══ Input for this task
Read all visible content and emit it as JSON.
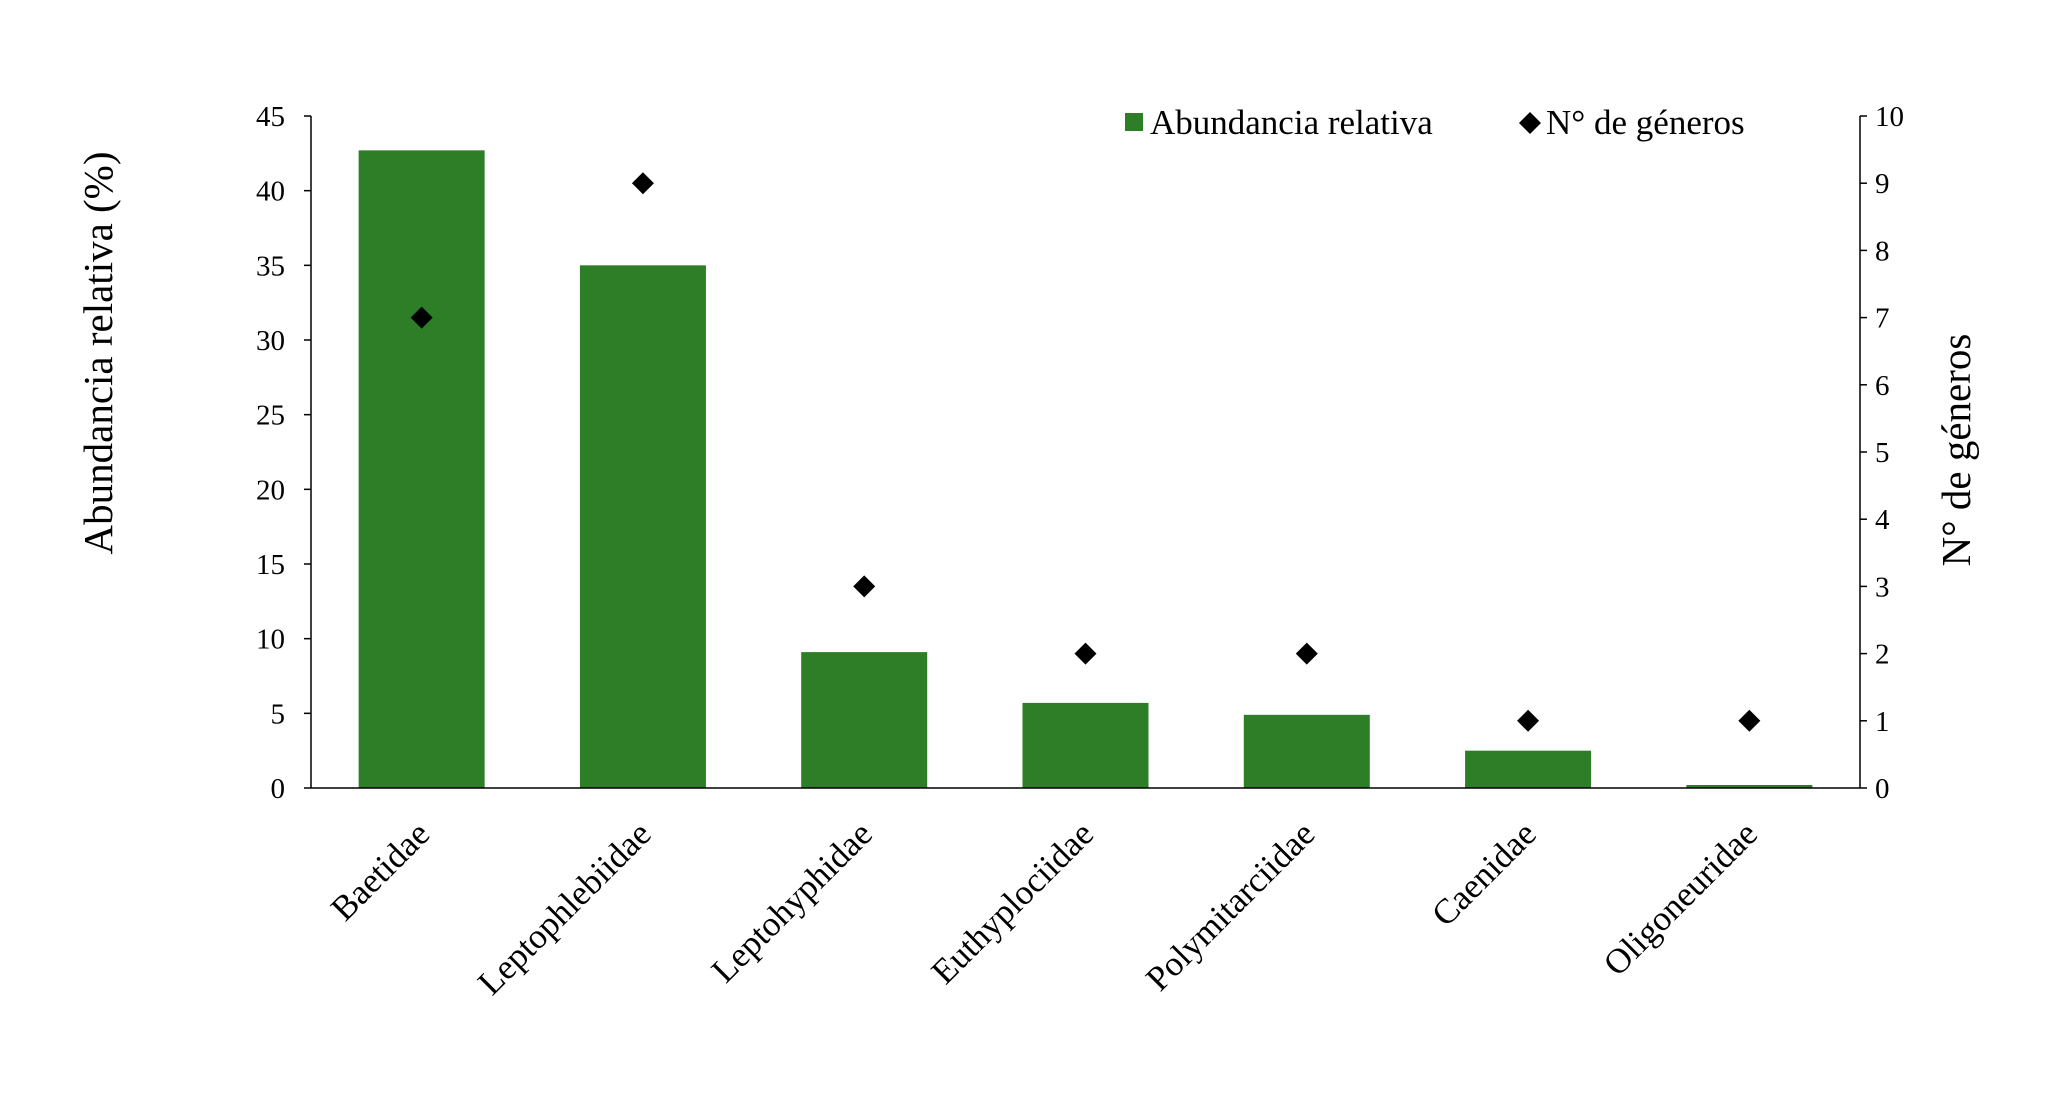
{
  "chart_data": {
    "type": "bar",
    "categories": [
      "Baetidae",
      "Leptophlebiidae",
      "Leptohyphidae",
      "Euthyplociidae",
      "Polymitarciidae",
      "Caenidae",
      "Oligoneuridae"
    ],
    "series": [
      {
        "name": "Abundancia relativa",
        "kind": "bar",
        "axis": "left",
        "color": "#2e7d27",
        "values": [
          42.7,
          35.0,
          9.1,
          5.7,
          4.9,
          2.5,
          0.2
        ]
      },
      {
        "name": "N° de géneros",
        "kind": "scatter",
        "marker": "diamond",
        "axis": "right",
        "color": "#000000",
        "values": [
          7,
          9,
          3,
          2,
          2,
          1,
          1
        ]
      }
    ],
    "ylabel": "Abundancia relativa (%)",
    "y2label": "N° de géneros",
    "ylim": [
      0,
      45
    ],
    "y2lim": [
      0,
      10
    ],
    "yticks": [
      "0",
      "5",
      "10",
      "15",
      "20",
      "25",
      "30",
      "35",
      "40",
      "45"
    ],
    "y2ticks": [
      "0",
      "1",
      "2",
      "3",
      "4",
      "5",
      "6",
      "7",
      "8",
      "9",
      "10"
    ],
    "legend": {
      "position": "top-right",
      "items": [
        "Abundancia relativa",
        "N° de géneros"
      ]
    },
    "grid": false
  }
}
════
What the task requires → Your copy should match the records word for word, with the pictures removed.

Task solution →
Read all visible content and emit it as JSON.
{
  "chart_data": {
    "type": "bar",
    "categories": [
      "Baetidae",
      "Leptophlebiidae",
      "Leptohyphidae",
      "Euthyplociidae",
      "Polymitarciidae",
      "Caenidae",
      "Oligoneuridae"
    ],
    "series": [
      {
        "name": "Abundancia relativa",
        "kind": "bar",
        "axis": "left",
        "color": "#2e7d27",
        "values": [
          42.7,
          35.0,
          9.1,
          5.7,
          4.9,
          2.5,
          0.2
        ]
      },
      {
        "name": "N° de géneros",
        "kind": "scatter",
        "marker": "diamond",
        "axis": "right",
        "color": "#000000",
        "values": [
          7,
          9,
          3,
          2,
          2,
          1,
          1
        ]
      }
    ],
    "ylabel": "Abundancia relativa (%)",
    "y2label": "N° de géneros",
    "ylim": [
      0,
      45
    ],
    "y2lim": [
      0,
      10
    ],
    "yticks": [
      "0",
      "5",
      "10",
      "15",
      "20",
      "25",
      "30",
      "35",
      "40",
      "45"
    ],
    "y2ticks": [
      "0",
      "1",
      "2",
      "3",
      "4",
      "5",
      "6",
      "7",
      "8",
      "9",
      "10"
    ],
    "legend": {
      "position": "top-right",
      "items": [
        "Abundancia relativa",
        "N° de géneros"
      ]
    },
    "grid": false
  }
}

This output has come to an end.